━━━━━ DATA SECTION

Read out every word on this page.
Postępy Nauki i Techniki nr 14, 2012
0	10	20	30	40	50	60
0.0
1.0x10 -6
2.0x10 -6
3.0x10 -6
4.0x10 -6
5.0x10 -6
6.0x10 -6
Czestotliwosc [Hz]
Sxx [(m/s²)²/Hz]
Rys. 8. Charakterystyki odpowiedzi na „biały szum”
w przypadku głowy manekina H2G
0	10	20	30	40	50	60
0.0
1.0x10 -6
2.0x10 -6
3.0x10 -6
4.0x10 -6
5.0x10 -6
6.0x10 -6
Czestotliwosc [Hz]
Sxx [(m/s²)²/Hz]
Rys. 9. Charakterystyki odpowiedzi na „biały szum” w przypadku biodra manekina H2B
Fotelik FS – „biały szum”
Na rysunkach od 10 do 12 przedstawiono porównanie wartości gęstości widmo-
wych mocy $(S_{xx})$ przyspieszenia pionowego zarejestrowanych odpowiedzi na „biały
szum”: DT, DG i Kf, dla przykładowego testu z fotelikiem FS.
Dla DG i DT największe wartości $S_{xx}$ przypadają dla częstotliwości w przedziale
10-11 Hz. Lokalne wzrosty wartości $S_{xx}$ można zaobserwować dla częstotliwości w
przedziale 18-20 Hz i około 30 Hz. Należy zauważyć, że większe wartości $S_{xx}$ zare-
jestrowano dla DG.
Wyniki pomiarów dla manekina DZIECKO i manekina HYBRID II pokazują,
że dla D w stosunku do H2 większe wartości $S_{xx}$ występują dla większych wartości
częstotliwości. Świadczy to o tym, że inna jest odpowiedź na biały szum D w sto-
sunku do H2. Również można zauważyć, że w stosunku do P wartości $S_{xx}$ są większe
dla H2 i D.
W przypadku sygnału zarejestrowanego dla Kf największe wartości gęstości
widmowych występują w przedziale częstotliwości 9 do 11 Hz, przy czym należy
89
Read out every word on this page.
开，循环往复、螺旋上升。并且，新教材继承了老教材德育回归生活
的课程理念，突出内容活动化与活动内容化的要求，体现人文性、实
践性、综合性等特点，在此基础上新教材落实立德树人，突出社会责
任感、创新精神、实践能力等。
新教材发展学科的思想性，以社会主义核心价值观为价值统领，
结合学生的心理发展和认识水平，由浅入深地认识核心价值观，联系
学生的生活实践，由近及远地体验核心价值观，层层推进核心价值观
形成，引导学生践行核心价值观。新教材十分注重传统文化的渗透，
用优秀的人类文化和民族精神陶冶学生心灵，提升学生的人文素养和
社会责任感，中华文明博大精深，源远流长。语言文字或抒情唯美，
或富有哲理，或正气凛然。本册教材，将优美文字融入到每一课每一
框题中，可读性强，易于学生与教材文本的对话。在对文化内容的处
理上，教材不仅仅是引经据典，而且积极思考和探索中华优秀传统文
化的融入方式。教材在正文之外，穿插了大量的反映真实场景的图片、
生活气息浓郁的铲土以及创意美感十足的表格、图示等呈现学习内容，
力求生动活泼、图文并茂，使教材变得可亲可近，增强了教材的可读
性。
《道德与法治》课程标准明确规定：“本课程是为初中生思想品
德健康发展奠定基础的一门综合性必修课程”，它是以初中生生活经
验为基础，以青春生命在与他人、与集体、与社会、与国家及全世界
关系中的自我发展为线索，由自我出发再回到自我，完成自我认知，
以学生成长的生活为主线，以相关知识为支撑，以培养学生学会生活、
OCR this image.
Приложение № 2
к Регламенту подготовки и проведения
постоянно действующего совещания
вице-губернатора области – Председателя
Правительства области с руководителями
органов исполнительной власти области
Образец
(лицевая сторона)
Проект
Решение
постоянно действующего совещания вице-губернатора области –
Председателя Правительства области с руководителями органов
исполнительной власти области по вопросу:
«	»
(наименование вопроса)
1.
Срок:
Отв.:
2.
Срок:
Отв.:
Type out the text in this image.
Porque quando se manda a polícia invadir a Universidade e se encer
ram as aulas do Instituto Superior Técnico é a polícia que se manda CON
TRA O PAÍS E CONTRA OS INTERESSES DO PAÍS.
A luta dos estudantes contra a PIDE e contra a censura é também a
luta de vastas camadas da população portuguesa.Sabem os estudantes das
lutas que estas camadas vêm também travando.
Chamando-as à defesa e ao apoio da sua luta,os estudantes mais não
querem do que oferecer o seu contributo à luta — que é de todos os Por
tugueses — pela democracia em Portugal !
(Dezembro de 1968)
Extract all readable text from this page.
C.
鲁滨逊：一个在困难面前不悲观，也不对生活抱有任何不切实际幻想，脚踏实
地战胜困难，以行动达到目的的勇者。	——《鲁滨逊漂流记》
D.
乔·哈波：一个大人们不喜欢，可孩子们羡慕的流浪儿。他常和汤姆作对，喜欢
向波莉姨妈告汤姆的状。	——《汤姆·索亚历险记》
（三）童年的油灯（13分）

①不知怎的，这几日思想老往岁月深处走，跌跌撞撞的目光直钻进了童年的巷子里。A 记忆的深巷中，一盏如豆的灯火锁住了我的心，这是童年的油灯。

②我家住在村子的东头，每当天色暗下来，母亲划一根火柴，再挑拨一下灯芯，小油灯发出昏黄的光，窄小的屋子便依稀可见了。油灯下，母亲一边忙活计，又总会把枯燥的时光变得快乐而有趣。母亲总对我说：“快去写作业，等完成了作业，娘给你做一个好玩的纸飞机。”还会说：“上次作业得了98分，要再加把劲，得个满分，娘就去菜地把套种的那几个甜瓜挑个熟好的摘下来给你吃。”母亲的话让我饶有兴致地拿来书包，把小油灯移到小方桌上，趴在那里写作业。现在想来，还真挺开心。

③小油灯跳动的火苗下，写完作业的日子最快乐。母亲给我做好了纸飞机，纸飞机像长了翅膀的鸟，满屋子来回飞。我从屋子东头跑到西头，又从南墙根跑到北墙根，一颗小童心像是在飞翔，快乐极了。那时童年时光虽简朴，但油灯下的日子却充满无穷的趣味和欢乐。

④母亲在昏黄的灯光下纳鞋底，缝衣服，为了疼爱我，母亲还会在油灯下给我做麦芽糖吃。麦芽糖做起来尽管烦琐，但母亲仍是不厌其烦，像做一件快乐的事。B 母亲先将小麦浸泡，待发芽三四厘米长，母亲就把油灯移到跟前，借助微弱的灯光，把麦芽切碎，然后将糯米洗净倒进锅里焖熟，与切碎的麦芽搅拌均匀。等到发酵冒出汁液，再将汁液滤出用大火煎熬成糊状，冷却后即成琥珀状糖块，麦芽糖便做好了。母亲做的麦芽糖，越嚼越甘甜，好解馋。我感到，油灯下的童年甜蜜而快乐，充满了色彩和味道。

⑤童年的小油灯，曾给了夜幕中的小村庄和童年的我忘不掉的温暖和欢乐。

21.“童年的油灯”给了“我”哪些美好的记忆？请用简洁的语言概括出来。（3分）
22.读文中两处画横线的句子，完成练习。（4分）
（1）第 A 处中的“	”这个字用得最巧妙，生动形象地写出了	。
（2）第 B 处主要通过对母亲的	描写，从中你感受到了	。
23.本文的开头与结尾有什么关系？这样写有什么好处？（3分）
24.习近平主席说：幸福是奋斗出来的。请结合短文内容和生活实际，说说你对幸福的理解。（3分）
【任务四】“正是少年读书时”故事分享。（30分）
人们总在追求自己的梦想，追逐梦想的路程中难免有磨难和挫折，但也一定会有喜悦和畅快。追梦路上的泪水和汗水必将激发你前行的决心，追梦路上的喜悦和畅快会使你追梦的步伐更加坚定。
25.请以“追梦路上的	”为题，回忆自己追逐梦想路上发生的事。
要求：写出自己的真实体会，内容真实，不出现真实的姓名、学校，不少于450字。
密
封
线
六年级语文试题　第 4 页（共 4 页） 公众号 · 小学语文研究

━━━━━━━━━━

[PROBLEM] Quote every entry exactly.

[RESULT BELOW]
Read out every word on this page.
Postępy Nauki i Techniki nr 14, 2012
0	10	20	30	40	50	60
0.0
1.0x10 -6
2.0x10 -6
3.0x10 -6
4.0x10 -6
5.0x10 -6
6.0x10 -6
Czestotliwosc [Hz]
Sxx [(m/s²)²/Hz]
Rys. 8. Charakterystyki odpowiedzi na „biały szum”
w przypadku głowy manekina H2G
0	10	20	30	40	50	60
0.0
1.0x10 -6
2.0x10 -6
3.0x10 -6
4.0x10 -6
5.0x10 -6
6.0x10 -6
Czestotliwosc [Hz]
Sxx [(m/s²)²/Hz]
Rys. 9. Charakterystyki odpowiedzi na „biały szum” w przypadku biodra manekina H2B
Fotelik FS – „biały szum”
Na rysunkach od 10 do 12 przedstawiono porównanie wartości gęstości widmo-
wych mocy $(S_{xx})$ przyspieszenia pionowego zarejestrowanych odpowiedzi na „biały
szum”: DT, DG i Kf, dla przykładowego testu z fotelikiem FS.
Dla DG i DT największe wartości $S_{xx}$ przypadają dla częstotliwości w przedziale
10-11 Hz. Lokalne wzrosty wartości $S_{xx}$ można zaobserwować dla częstotliwości w
przedziale 18-20 Hz i około 30 Hz. Należy zauważyć, że większe wartości $S_{xx}$ zare-
jestrowano dla DG.
Wyniki pomiarów dla manekina DZIECKO i manekina HYBRID II pokazują,
że dla D w stosunku do H2 większe wartości $S_{xx}$ występują dla większych wartości
częstotliwości. Świadczy to o tym, że inna jest odpowiedź na biały szum D w sto-
sunku do H2. Również można zauważyć, że w stosunku do P wartości $S_{xx}$ są większe
dla H2 i D.
W przypadku sygnału zarejestrowanego dla Kf największe wartości gęstości
widmowych występują w przedziale częstotliwości 9 do 11 Hz, przy czym należy
89
Read out every word on this page.
开，循环往复、螺旋上升。并且，新教材继承了老教材德育回归生活
的课程理念，突出内容活动化与活动内容化的要求，体现人文性、实
践性、综合性等特点，在此基础上新教材落实立德树人，突出社会责
任感、创新精神、实践能力等。
新教材发展学科的思想性，以社会主义核心价值观为价值统领，
结合学生的心理发展和认识水平，由浅入深地认识核心价值观，联系
学生的生活实践，由近及远地体验核心价值观，层层推进核心价值观
形成，引导学生践行核心价值观。新教材十分注重传统文化的渗透，
用优秀的人类文化和民族精神陶冶学生心灵，提升学生的人文素养和
社会责任感，中华文明博大精深，源远流长。语言文字或抒情唯美，
或富有哲理，或正气凛然。本册教材，将优美文字融入到每一课每一
框题中，可读性强，易于学生与教材文本的对话。在对文化内容的处
理上，教材不仅仅是引经据典，而且积极思考和探索中华优秀传统文
化的融入方式。教材在正文之外，穿插了大量的反映真实场景的图片、
生活气息浓郁的铲土以及创意美感十足的表格、图示等呈现学习内容，
力求生动活泼、图文并茂，使教材变得可亲可近，增强了教材的可读
性。
《道德与法治》课程标准明确规定：“本课程是为初中生思想品
德健康发展奠定基础的一门综合性必修课程”，它是以初中生生活经
验为基础，以青春生命在与他人、与集体、与社会、与国家及全世界
关系中的自我发展为线索，由自我出发再回到自我，完成自我认知，
以学生成长的生活为主线，以相关知识为支撑，以培养学生学会生活、
OCR this image.
Приложение № 2
к Регламенту подготовки и проведения
постоянно действующего совещания
вице-губернатора области – Председателя
Правительства области с руководителями
органов исполнительной власти области
Образец
(лицевая сторона)
Проект
Решение
постоянно действующего совещания вице-губернатора области –
Председателя Правительства области с руководителями органов
исполнительной власти области по вопросу:
«	»
(наименование вопроса)
1.
Срок:
Отв.:
2.
Срок:
Отв.:
Type out the text in this image.
Porque quando se manda a polícia invadir a Universidade e se encer
ram as aulas do Instituto Superior Técnico é a polícia que se manda CON
TRA O PAÍS E CONTRA OS INTERESSES DO PAÍS.
A luta dos estudantes contra a PIDE e contra a censura é também a
luta de vastas camadas da população portuguesa.Sabem os estudantes das
lutas que estas camadas vêm também travando.
Chamando-as à defesa e ao apoio da sua luta,os estudantes mais não
querem do que oferecer o seu contributo à luta — que é de todos os Por
tugueses — pela democracia em Portugal !
(Dezembro de 1968)
Extract all readable text from this page.
C.
鲁滨逊：一个在困难面前不悲观，也不对生活抱有任何不切实际幻想，脚踏实
地战胜困难，以行动达到目的的勇者。	——《鲁滨逊漂流记》
D.
乔·哈波：一个大人们不喜欢，可孩子们羡慕的流浪儿。他常和汤姆作对，喜欢
向波莉姨妈告汤姆的状。	——《汤姆·索亚历险记》
（三）童年的油灯（13分）

①不知怎的，这几日思想老往岁月深处走，跌跌撞撞的目光直钻进了童年的巷子里。A 记忆的深巷中，一盏如豆的灯火锁住了我的心，这是童年的油灯。

②我家住在村子的东头，每当天色暗下来，母亲划一根火柴，再挑拨一下灯芯，小油灯发出昏黄的光，窄小的屋子便依稀可见了。油灯下，母亲一边忙活计，又总会把枯燥的时光变得快乐而有趣。母亲总对我说：“快去写作业，等完成了作业，娘给你做一个好玩的纸飞机。”还会说：“上次作业得了98分，要再加把劲，得个满分，娘就去菜地把套种的那几个甜瓜挑个熟好的摘下来给你吃。”母亲的话让我饶有兴致地拿来书包，把小油灯移到小方桌上，趴在那里写作业。现在想来，还真挺开心。

③小油灯跳动的火苗下，写完作业的日子最快乐。母亲给我做好了纸飞机，纸飞机像长了翅膀的鸟，满屋子来回飞。我从屋子东头跑到西头，又从南墙根跑到北墙根，一颗小童心像是在飞翔，快乐极了。那时童年时光虽简朴，但油灯下的日子却充满无穷的趣味和欢乐。

④母亲在昏黄的灯光下纳鞋底，缝衣服，为了疼爱我，母亲还会在油灯下给我做麦芽糖吃。麦芽糖做起来尽管烦琐，但母亲仍是不厌其烦，像做一件快乐的事。B 母亲先将小麦浸泡，待发芽三四厘米长，母亲就把油灯移到跟前，借助微弱的灯光，把麦芽切碎，然后将糯米洗净倒进锅里焖熟，与切碎的麦芽搅拌均匀。等到发酵冒出汁液，再将汁液滤出用大火煎熬成糊状，冷却后即成琥珀状糖块，麦芽糖便做好了。母亲做的麦芽糖，越嚼越甘甜，好解馋。我感到，油灯下的童年甜蜜而快乐，充满了色彩和味道。

⑤童年的小油灯，曾给了夜幕中的小村庄和童年的我忘不掉的温暖和欢乐。

21.“童年的油灯”给了“我”哪些美好的记忆？请用简洁的语言概括出来。（3分）
22.读文中两处画横线的句子，完成练习。（4分）
（1）第 A 处中的“	”这个字用得最巧妙，生动形象地写出了	。
（2）第 B 处主要通过对母亲的	描写，从中你感受到了	。
23.本文的开头与结尾有什么关系？这样写有什么好处？（3分）
24.习近平主席说：幸福是奋斗出来的。请结合短文内容和生活实际，说说你对幸福的理解。（3分）
【任务四】“正是少年读书时”故事分享。（30分）
人们总在追求自己的梦想，追逐梦想的路程中难免有磨难和挫折，但也一定会有喜悦和畅快。追梦路上的泪水和汗水必将激发你前行的决心，追梦路上的喜悦和畅快会使你追梦的步伐更加坚定。
25.请以“追梦路上的	”为题，回忆自己追逐梦想路上发生的事。
要求：写出自己的真实体会，内容真实，不出现真实的姓名、学校，不少于450字。
密
封
线
六年级语文试题　第 4 页（共 4 页） 公众号 · 小学语文研究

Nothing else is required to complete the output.